— BEGIN Input material —

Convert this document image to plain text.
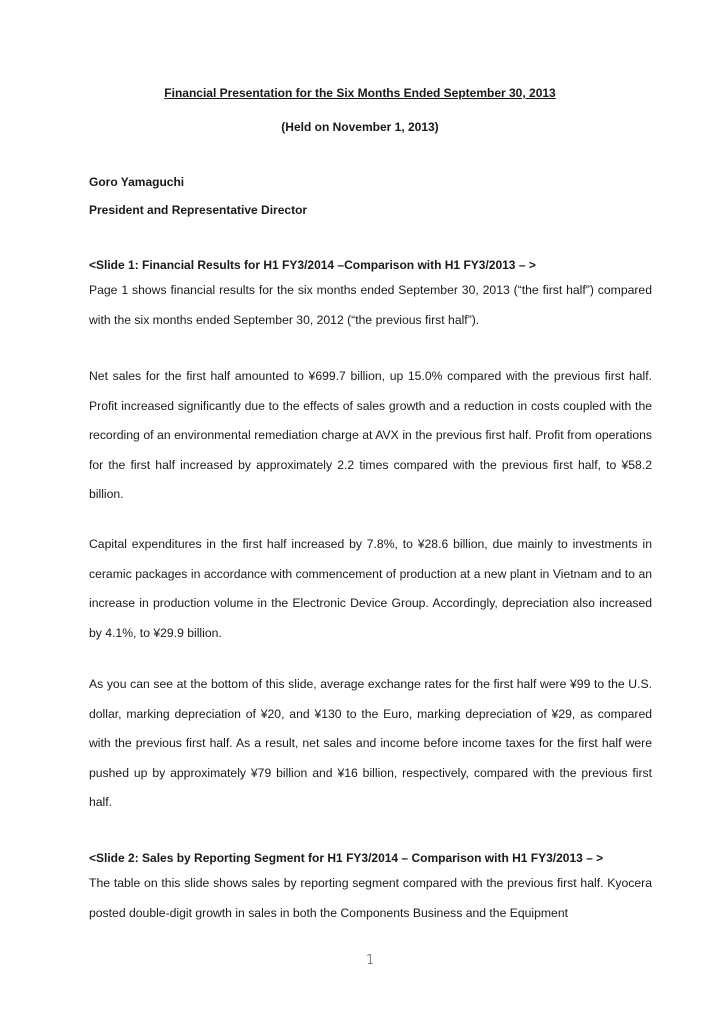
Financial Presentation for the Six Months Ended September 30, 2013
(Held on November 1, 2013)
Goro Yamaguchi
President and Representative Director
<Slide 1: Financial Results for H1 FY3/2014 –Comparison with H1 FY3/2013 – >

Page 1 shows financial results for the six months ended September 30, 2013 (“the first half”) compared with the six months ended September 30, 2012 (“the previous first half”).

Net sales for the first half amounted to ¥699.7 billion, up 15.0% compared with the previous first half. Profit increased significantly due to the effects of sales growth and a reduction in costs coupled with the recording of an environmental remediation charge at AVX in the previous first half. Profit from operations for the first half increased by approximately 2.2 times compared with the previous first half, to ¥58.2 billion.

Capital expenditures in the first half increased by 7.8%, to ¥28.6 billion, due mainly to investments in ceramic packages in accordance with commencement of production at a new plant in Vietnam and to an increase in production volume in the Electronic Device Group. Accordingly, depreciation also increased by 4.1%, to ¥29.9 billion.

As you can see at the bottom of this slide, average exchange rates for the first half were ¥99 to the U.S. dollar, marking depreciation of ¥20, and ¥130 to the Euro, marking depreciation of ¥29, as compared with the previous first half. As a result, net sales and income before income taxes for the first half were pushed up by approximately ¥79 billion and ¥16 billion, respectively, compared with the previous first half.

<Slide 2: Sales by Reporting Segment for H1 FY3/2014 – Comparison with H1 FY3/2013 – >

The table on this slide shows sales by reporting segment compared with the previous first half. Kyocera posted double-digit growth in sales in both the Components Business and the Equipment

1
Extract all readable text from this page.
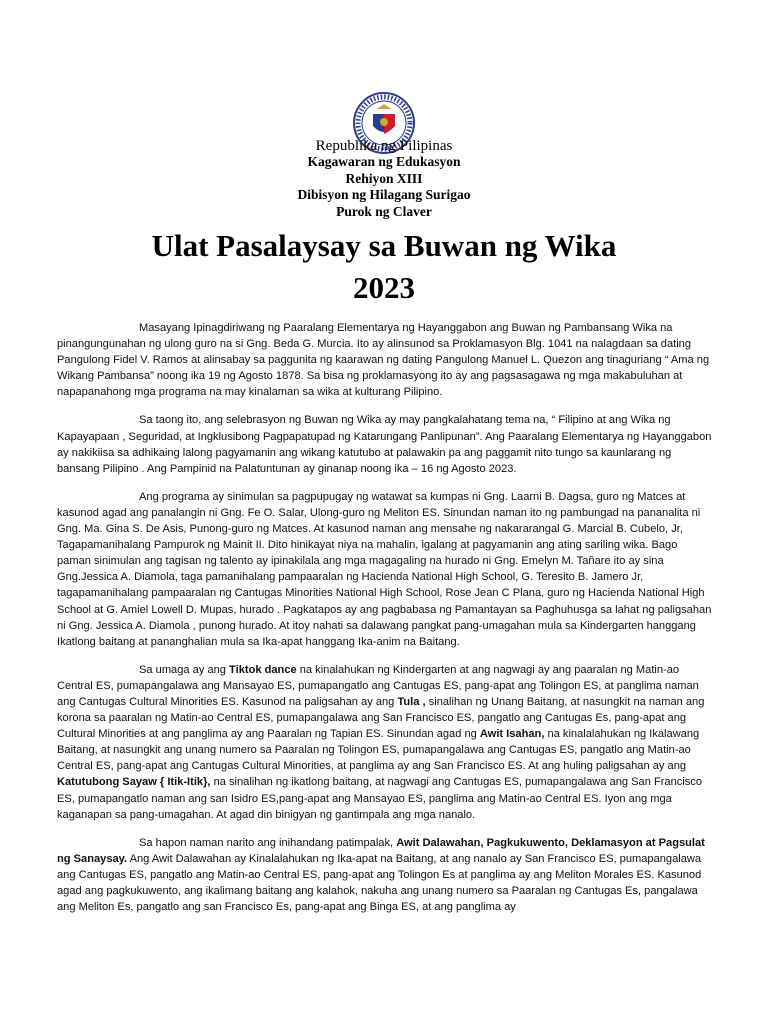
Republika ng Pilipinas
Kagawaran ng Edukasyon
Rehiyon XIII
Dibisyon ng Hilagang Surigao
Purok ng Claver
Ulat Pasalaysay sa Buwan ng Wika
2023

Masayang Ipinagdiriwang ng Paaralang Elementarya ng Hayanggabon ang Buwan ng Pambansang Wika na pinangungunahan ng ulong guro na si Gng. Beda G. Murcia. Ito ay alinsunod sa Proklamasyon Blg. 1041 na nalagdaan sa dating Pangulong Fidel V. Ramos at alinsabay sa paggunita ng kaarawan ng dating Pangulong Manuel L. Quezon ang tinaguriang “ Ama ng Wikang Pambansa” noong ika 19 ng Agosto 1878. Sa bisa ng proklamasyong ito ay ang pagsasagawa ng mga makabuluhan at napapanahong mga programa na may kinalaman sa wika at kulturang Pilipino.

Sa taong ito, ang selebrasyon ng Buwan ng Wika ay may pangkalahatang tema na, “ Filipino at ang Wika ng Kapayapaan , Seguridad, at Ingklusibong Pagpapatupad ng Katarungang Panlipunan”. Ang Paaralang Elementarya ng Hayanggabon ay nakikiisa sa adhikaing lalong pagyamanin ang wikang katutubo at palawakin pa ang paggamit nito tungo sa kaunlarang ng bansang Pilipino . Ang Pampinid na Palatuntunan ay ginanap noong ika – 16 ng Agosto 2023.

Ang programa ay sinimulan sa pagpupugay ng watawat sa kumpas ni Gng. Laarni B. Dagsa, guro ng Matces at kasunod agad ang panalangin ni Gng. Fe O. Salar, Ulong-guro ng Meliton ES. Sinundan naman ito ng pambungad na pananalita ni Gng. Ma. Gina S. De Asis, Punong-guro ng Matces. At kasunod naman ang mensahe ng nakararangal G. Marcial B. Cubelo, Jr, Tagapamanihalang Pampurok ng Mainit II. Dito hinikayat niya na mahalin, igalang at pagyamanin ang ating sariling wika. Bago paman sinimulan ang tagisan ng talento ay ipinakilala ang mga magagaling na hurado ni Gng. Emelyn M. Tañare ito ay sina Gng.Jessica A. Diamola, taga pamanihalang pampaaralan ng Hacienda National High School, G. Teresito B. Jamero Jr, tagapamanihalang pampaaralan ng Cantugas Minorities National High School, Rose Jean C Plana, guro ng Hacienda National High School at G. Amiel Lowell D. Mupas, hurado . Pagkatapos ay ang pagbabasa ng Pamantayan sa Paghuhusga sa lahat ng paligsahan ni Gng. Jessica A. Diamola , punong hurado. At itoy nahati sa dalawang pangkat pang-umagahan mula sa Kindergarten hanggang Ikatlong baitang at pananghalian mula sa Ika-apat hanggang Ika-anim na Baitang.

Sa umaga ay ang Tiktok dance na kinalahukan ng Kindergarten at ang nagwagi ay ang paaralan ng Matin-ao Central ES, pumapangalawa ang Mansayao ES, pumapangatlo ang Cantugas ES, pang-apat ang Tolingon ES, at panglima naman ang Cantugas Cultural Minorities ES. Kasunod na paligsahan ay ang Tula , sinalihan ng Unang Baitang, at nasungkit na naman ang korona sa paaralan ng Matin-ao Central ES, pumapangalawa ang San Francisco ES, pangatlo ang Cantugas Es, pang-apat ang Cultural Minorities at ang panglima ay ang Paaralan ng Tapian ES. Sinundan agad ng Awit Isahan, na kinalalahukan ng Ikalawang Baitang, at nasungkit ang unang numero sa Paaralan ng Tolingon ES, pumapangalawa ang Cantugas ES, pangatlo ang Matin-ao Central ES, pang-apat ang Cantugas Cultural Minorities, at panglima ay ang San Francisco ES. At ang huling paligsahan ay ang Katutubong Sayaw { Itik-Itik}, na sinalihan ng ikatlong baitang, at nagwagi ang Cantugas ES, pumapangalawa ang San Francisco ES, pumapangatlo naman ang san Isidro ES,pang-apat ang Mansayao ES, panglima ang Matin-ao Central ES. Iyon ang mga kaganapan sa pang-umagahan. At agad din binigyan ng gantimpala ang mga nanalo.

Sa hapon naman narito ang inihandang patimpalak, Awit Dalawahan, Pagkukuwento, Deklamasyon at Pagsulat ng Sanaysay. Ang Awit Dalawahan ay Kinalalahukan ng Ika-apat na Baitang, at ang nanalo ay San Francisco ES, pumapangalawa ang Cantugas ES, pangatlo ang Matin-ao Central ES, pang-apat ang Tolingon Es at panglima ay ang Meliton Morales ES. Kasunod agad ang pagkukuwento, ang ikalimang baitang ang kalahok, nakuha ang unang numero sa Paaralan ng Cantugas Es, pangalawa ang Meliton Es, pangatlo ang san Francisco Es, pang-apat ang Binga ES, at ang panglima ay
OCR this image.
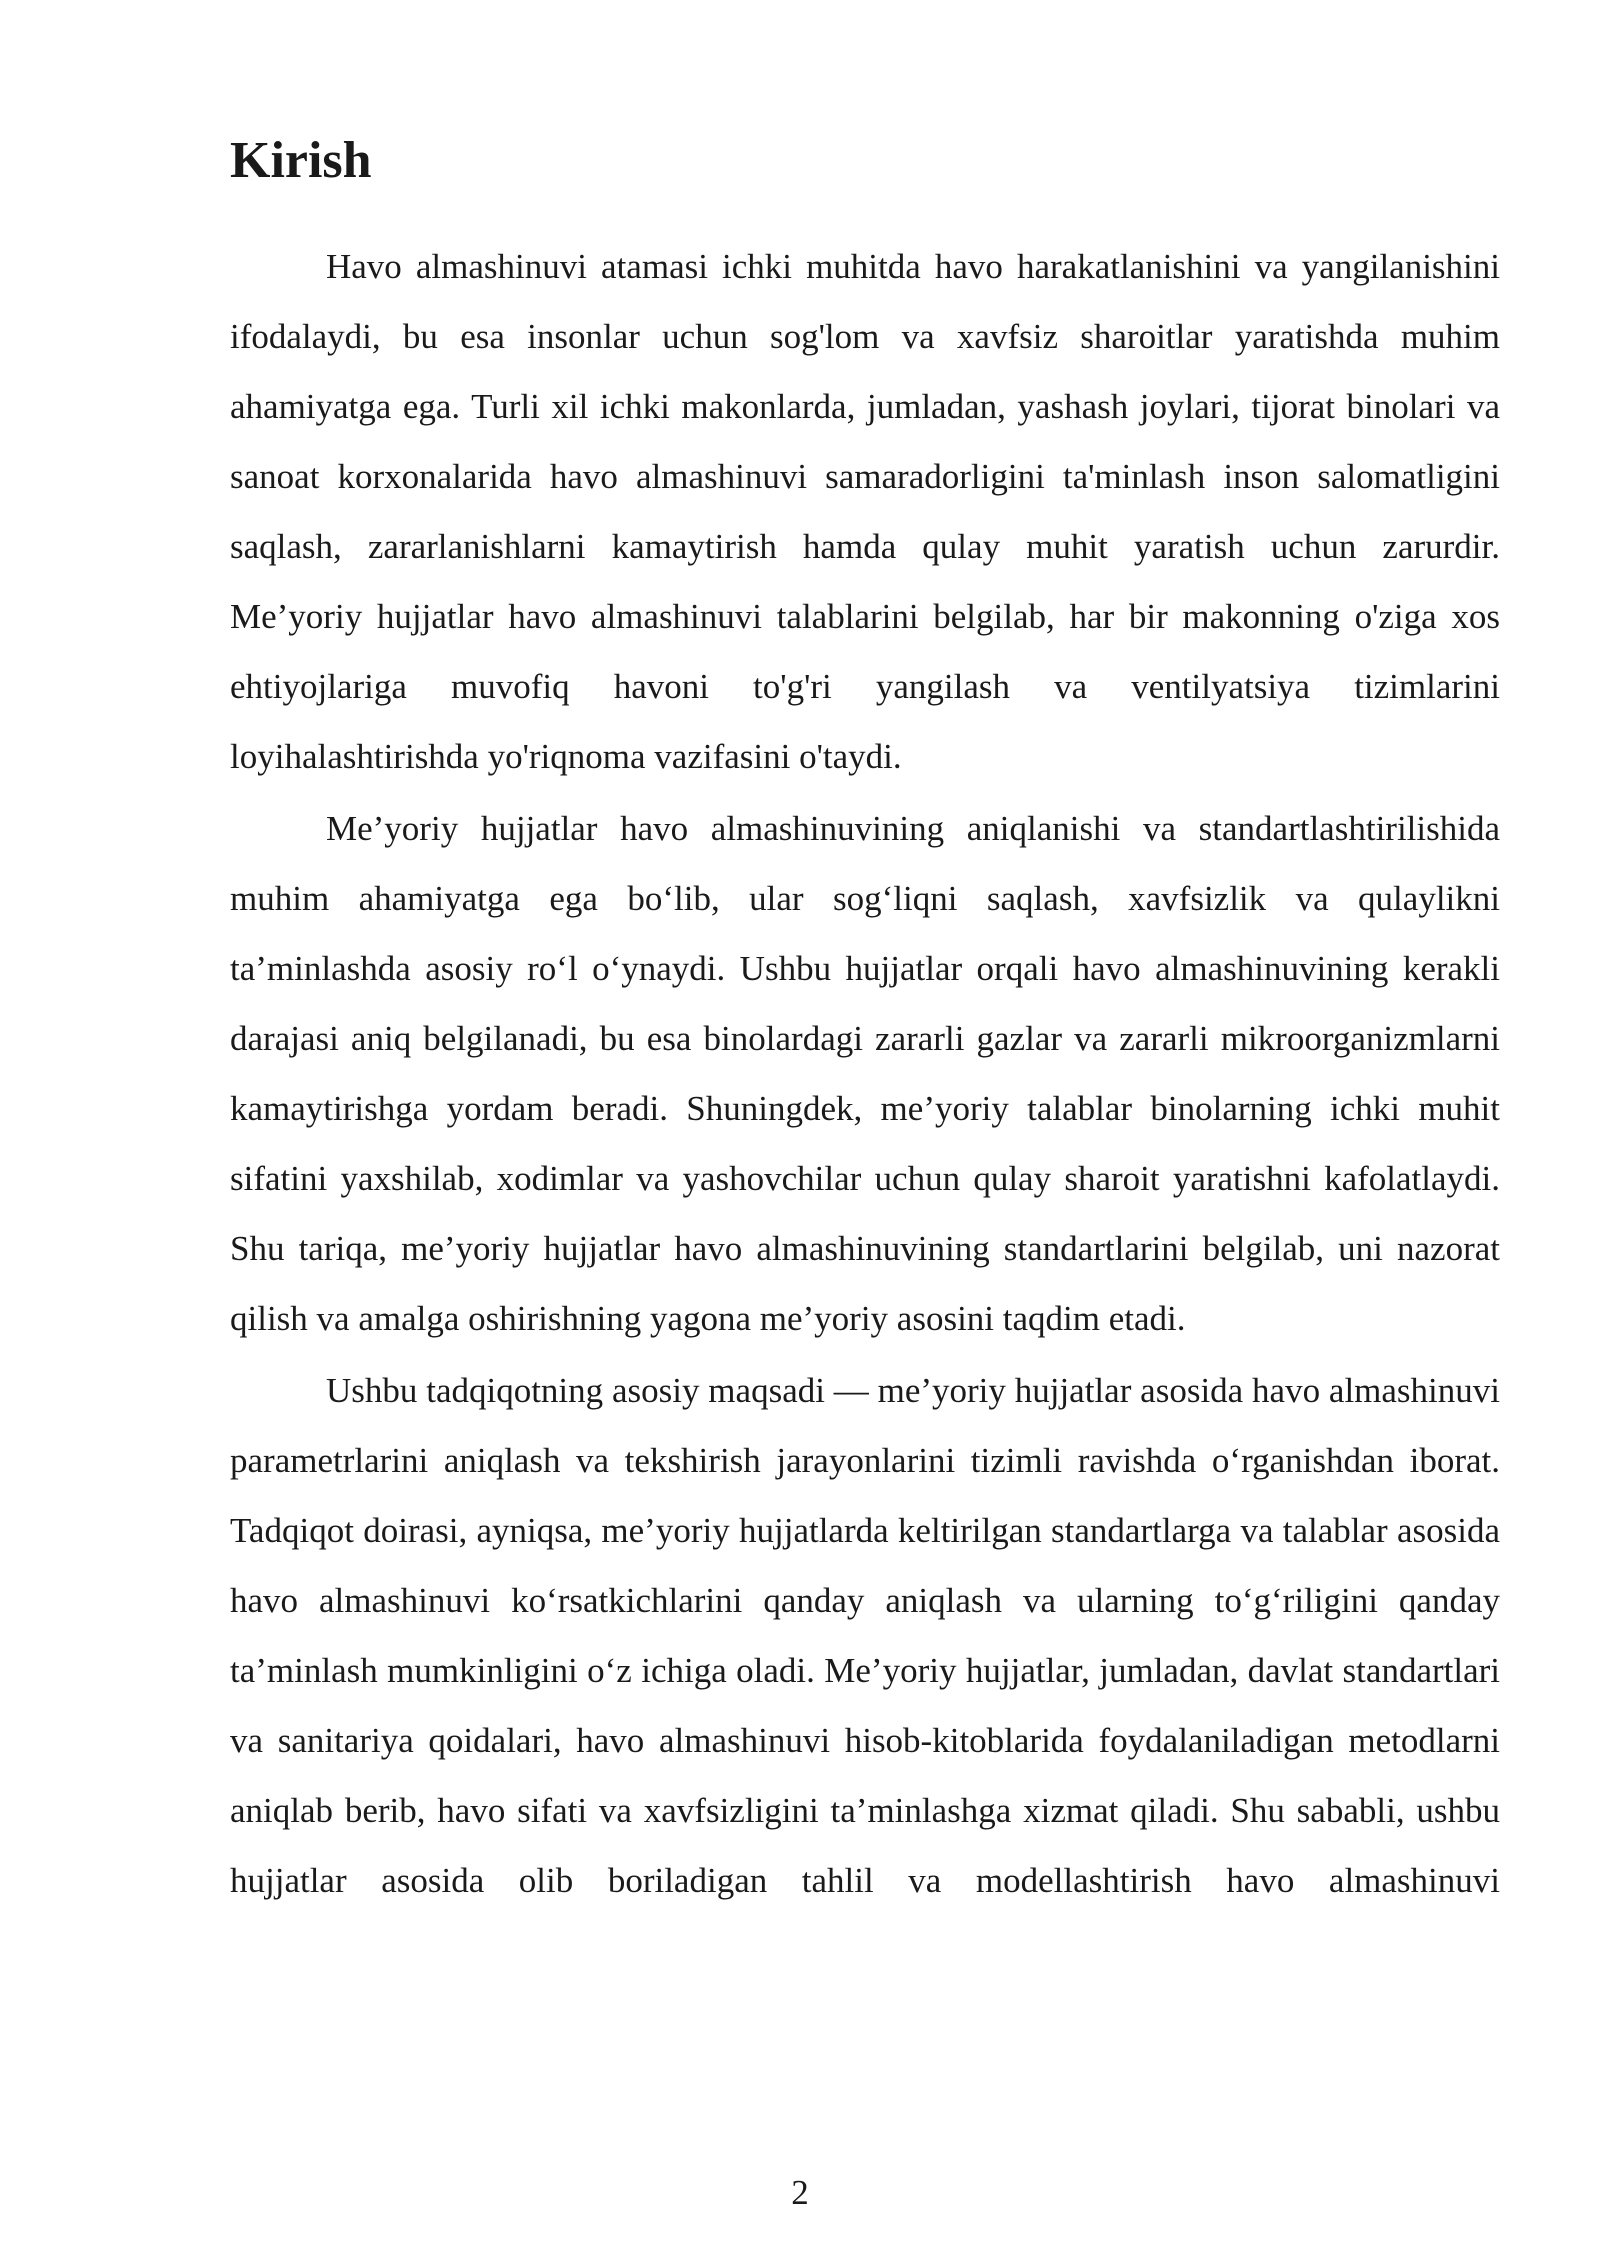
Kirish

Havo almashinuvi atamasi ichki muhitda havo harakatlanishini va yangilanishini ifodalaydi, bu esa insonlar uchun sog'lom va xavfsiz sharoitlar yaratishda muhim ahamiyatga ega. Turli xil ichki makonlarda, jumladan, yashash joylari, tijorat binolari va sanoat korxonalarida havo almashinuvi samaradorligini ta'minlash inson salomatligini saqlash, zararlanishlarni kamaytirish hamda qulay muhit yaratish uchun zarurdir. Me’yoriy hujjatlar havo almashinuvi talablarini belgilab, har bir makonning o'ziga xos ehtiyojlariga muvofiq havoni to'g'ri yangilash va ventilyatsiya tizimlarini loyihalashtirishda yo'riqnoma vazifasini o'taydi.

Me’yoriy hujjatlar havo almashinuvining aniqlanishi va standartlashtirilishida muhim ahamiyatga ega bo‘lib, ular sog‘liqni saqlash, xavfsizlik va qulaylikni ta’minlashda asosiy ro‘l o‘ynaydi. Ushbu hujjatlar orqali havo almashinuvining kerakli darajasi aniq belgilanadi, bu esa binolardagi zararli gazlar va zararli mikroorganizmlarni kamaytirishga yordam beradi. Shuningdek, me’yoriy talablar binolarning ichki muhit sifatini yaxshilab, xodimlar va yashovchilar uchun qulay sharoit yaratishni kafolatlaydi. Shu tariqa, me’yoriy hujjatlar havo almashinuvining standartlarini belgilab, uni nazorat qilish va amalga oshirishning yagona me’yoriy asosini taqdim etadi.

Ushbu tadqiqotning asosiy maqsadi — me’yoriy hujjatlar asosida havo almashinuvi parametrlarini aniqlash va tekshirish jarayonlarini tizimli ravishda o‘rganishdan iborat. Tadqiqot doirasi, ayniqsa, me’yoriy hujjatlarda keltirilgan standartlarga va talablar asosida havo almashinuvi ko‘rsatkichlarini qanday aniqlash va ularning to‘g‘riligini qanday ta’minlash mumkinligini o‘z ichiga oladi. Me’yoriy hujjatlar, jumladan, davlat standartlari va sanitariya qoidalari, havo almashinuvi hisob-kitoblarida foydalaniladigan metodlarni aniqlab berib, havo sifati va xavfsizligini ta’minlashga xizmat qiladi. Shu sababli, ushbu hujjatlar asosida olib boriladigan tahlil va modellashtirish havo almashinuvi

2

— END Input material —

§ Short problem
Of the lines in this listing, report how many contain the string "shows", and give the number only.

§ Complete output
2